■ **Instructions for the task**
Every record below should be printed exactly as it appears.

Stored data
START

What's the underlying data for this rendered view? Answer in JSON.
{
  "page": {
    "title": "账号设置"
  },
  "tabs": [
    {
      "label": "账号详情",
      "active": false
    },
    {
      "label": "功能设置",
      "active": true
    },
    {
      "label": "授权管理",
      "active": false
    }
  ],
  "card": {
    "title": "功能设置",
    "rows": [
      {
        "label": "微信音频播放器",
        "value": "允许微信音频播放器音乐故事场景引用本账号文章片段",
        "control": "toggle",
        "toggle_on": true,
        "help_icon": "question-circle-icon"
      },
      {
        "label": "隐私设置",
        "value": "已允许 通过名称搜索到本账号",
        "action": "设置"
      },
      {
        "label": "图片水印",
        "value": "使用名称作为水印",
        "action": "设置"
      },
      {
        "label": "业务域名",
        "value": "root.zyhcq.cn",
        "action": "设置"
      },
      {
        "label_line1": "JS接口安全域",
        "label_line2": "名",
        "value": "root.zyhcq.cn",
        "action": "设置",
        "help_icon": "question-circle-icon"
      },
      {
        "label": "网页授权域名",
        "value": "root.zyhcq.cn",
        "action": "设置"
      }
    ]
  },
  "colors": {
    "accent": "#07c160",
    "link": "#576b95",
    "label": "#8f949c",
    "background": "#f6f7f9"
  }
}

END

■ **Task response**
What's the underlying data for this rendered view? Answer in JSON.
{
  "page": {
    "title": "账号设置"
  },
  "tabs": [
    {
      "label": "账号详情",
      "active": false
    },
    {
      "label": "功能设置",
      "active": true
    },
    {
      "label": "授权管理",
      "active": false
    }
  ],
  "card": {
    "title": "功能设置",
    "rows": [
      {
        "label": "微信音频播放器",
        "value": "允许微信音频播放器音乐故事场景引用本账号文章片段",
        "control": "toggle",
        "toggle_on": true,
        "help_icon": "question-circle-icon"
      },
      {
        "label": "隐私设置",
        "value": "已允许 通过名称搜索到本账号",
        "action": "设置"
      },
      {
        "label": "图片水印",
        "value": "使用名称作为水印",
        "action": "设置"
      },
      {
        "label": "业务域名",
        "value": "root.zyhcq.cn",
        "action": "设置"
      },
      {
        "label_line1": "JS接口安全域",
        "label_line2": "名",
        "value": "root.zyhcq.cn",
        "action": "设置",
        "help_icon": "question-circle-icon"
      },
      {
        "label": "网页授权域名",
        "value": "root.zyhcq.cn",
        "action": "设置"
      }
    ]
  },
  "colors": {
    "accent": "#07c160",
    "link": "#576b95",
    "label": "#8f949c",
    "background": "#f6f7f9"
  }
}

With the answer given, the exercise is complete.